• Work to do: Without changing a character, return the entries, but not the images they hold.

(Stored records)
>>>
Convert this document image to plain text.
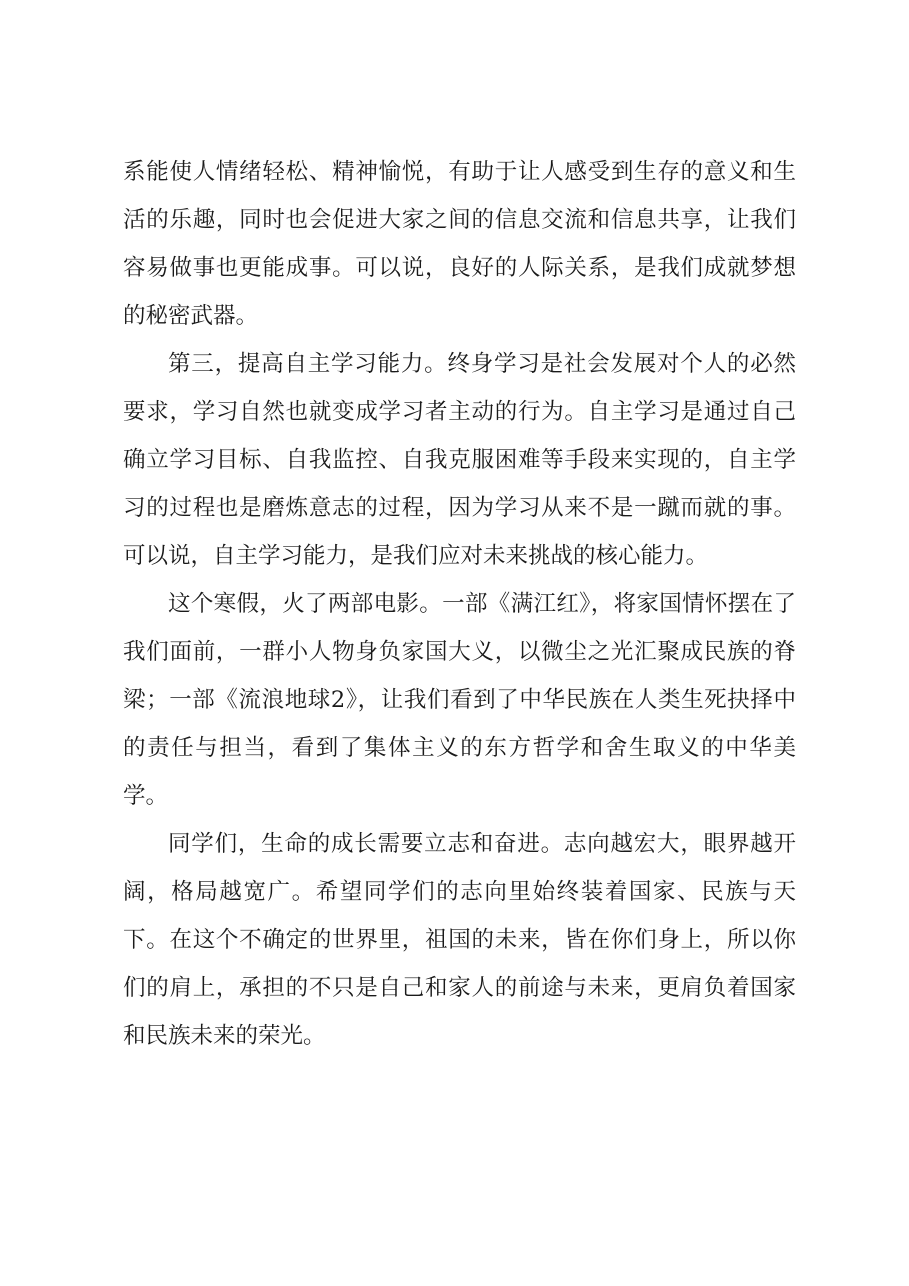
系能使人情绪轻松、精神愉悦，有助于让人感受到生存的意义和生活的乐趣，同时也会促进大家之间的信息交流和信息共享，让我们容易做事也更能成事。可以说，良好的人际关系，是我们成就梦想的秘密武器。

第三，提高自主学习能力。终身学习是社会发展对个人的必然要求，学习自然也就变成学习者主动的行为。自主学习是通过自己确立学习目标、自我监控、自我克服困难等手段来实现的，自主学习的过程也是磨炼意志的过程，因为学习从来不是一蹴而就的事。可以说，自主学习能力，是我们应对未来挑战的核心能力。

这个寒假，火了两部电影。一部《满江红》，将家国情怀摆在了我们面前，一群小人物身负家国大义，以微尘之光汇聚成民族的脊梁；一部《流浪地球2》，让我们看到了中华民族在人类生死抉择中的责任与担当，看到了集体主义的东方哲学和舍生取义的中华美学。

同学们，生命的成长需要立志和奋进。志向越宏大，眼界越开阔，格局越宽广。希望同学们的志向里始终装着国家、民族与天下。在这个不确定的世界里，祖国的未来，皆在你们身上，所以你们的肩上，承担的不只是自己和家人的前途与未来，更肩负着国家和民族未来的荣光。
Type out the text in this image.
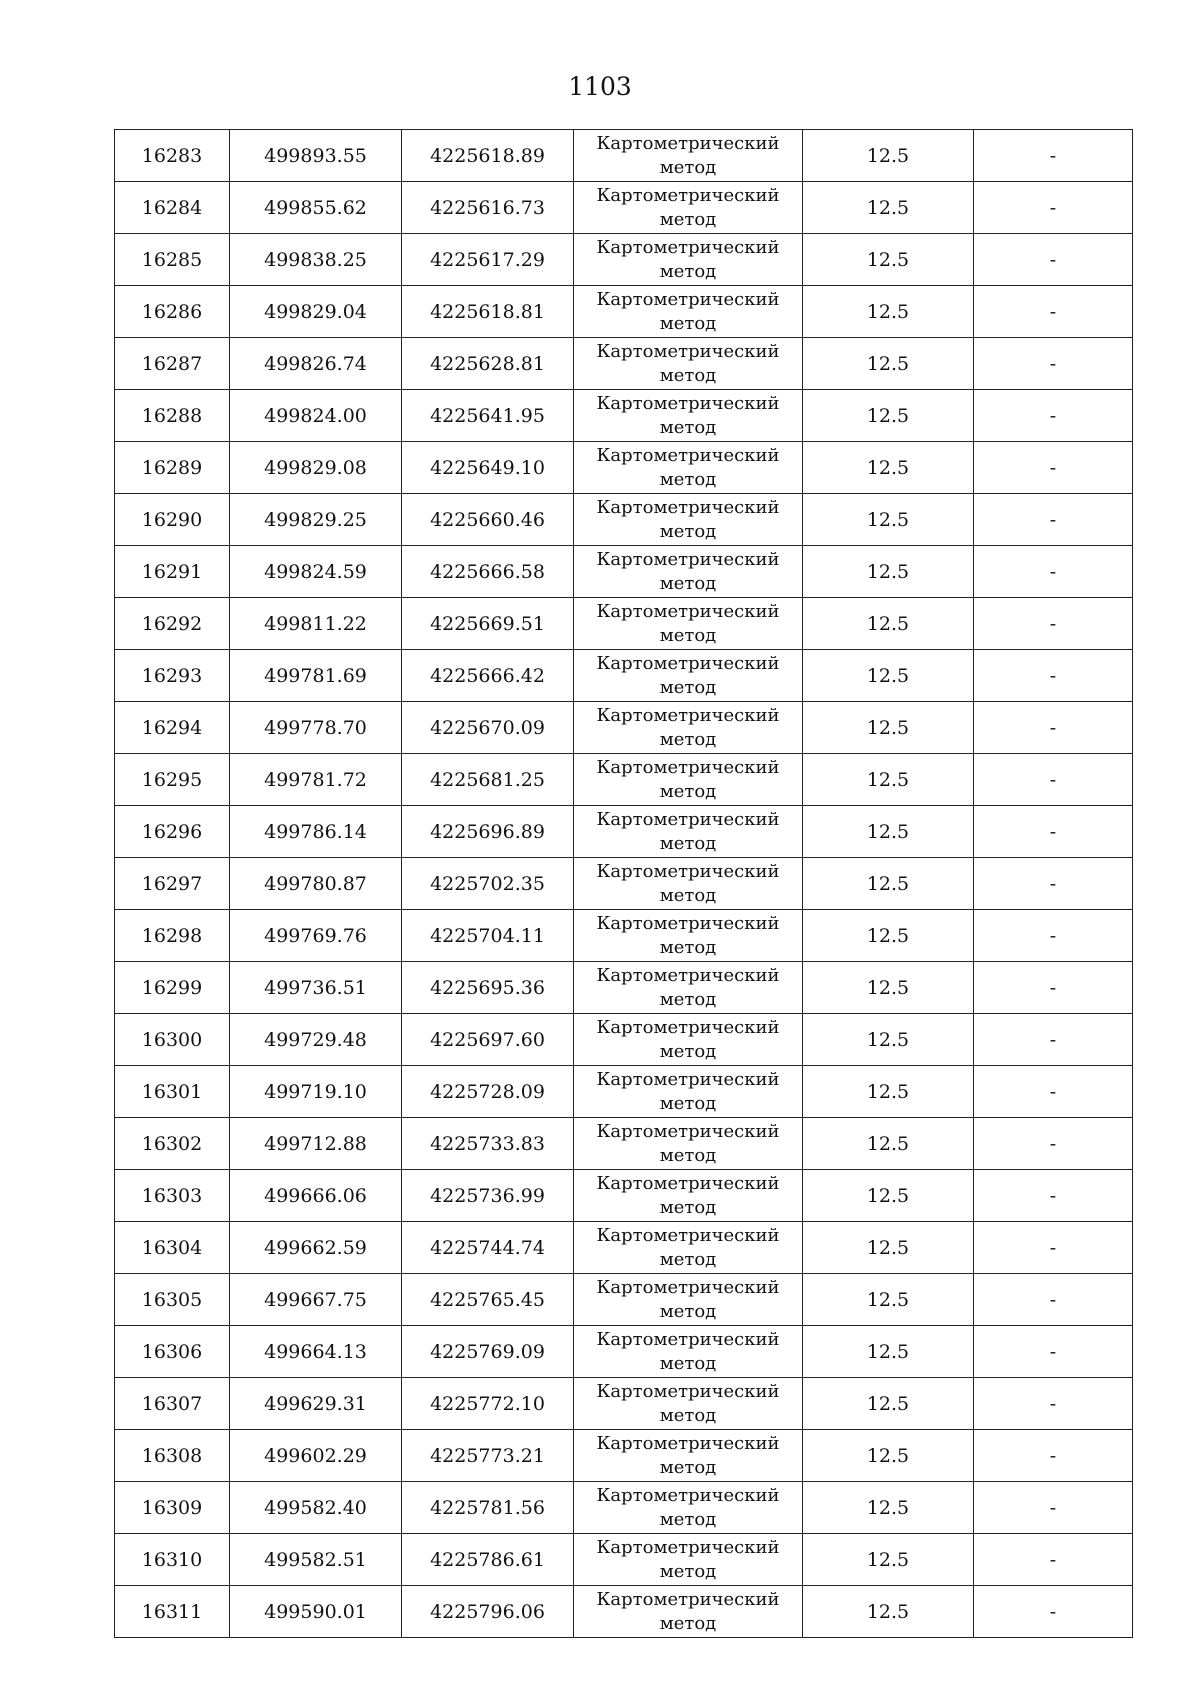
1103
16283	499893.55	4225618.89	Картометрический
метод	12.5	-
16284	499855.62	4225616.73	Картометрический
метод	12.5	-
16285	499838.25	4225617.29	Картометрический
метод	12.5	-
16286	499829.04	4225618.81	Картометрический
метод	12.5	-
16287	499826.74	4225628.81	Картометрический
метод	12.5	-
16288	499824.00	4225641.95	Картометрический
метод	12.5	-
16289	499829.08	4225649.10	Картометрический
метод	12.5	-
16290	499829.25	4225660.46	Картометрический
метод	12.5	-
16291	499824.59	4225666.58	Картометрический
метод	12.5	-
16292	499811.22	4225669.51	Картометрический
метод	12.5	-
16293	499781.69	4225666.42	Картометрический
метод	12.5	-
16294	499778.70	4225670.09	Картометрический
метод	12.5	-
16295	499781.72	4225681.25	Картометрический
метод	12.5	-
16296	499786.14	4225696.89	Картометрический
метод	12.5	-
16297	499780.87	4225702.35	Картометрический
метод	12.5	-
16298	499769.76	4225704.11	Картометрический
метод	12.5	-
16299	499736.51	4225695.36	Картометрический
метод	12.5	-
16300	499729.48	4225697.60	Картометрический
метод	12.5	-
16301	499719.10	4225728.09	Картометрический
метод	12.5	-
16302	499712.88	4225733.83	Картометрический
метод	12.5	-
16303	499666.06	4225736.99	Картометрический
метод	12.5	-
16304	499662.59	4225744.74	Картометрический
метод	12.5	-
16305	499667.75	4225765.45	Картометрический
метод	12.5	-
16306	499664.13	4225769.09	Картометрический
метод	12.5	-
16307	499629.31	4225772.10	Картометрический
метод	12.5	-
16308	499602.29	4225773.21	Картометрический
метод	12.5	-
16309	499582.40	4225781.56	Картометрический
метод	12.5	-
16310	499582.51	4225786.61	Картометрический
метод	12.5	-
16311	499590.01	4225796.06	Картометрический
метод	12.5	-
<<<
• Result of this exercise:
Convert this document image to plain text.
系能使人情绪轻松、精神愉悦，有助于让人感受到生存的意义和生活的乐趣，同时也会促进大家之间的信息交流和信息共享，让我们容易做事也更能成事。可以说，良好的人际关系，是我们成就梦想的秘密武器。

第三，提高自主学习能力。终身学习是社会发展对个人的必然要求，学习自然也就变成学习者主动的行为。自主学习是通过自己确立学习目标、自我监控、自我克服困难等手段来实现的，自主学习的过程也是磨炼意志的过程，因为学习从来不是一蹴而就的事。可以说，自主学习能力，是我们应对未来挑战的核心能力。

这个寒假，火了两部电影。一部《满江红》，将家国情怀摆在了我们面前，一群小人物身负家国大义，以微尘之光汇聚成民族的脊梁；一部《流浪地球2》，让我们看到了中华民族在人类生死抉择中的责任与担当，看到了集体主义的东方哲学和舍生取义的中华美学。

同学们，生命的成长需要立志和奋进。志向越宏大，眼界越开阔，格局越宽广。希望同学们的志向里始终装着国家、民族与天下。在这个不确定的世界里，祖国的未来，皆在你们身上，所以你们的肩上，承担的不只是自己和家人的前途与未来，更肩负着国家和民族未来的荣光。
Type out the text in this image.
1103
16283	499893.55	4225618.89	Картометрический
метод	12.5	-
16284	499855.62	4225616.73	Картометрический
метод	12.5	-
16285	499838.25	4225617.29	Картометрический
метод	12.5	-
16286	499829.04	4225618.81	Картометрический
метод	12.5	-
16287	499826.74	4225628.81	Картометрический
метод	12.5	-
16288	499824.00	4225641.95	Картометрический
метод	12.5	-
16289	499829.08	4225649.10	Картометрический
метод	12.5	-
16290	499829.25	4225660.46	Картометрический
метод	12.5	-
16291	499824.59	4225666.58	Картометрический
метод	12.5	-
16292	499811.22	4225669.51	Картометрический
метод	12.5	-
16293	499781.69	4225666.42	Картометрический
метод	12.5	-
16294	499778.70	4225670.09	Картометрический
метод	12.5	-
16295	499781.72	4225681.25	Картометрический
метод	12.5	-
16296	499786.14	4225696.89	Картометрический
метод	12.5	-
16297	499780.87	4225702.35	Картометрический
метод	12.5	-
16298	499769.76	4225704.11	Картометрический
метод	12.5	-
16299	499736.51	4225695.36	Картометрический
метод	12.5	-
16300	499729.48	4225697.60	Картометрический
метод	12.5	-
16301	499719.10	4225728.09	Картометрический
метод	12.5	-
16302	499712.88	4225733.83	Картометрический
метод	12.5	-
16303	499666.06	4225736.99	Картометрический
метод	12.5	-
16304	499662.59	4225744.74	Картометрический
метод	12.5	-
16305	499667.75	4225765.45	Картометрический
метод	12.5	-
16306	499664.13	4225769.09	Картометрический
метод	12.5	-
16307	499629.31	4225772.10	Картометрический
метод	12.5	-
16308	499602.29	4225773.21	Картометрический
метод	12.5	-
16309	499582.40	4225781.56	Картометрический
метод	12.5	-
16310	499582.51	4225786.61	Картометрический
метод	12.5	-
16311	499590.01	4225796.06	Картометрический
метод	12.5	-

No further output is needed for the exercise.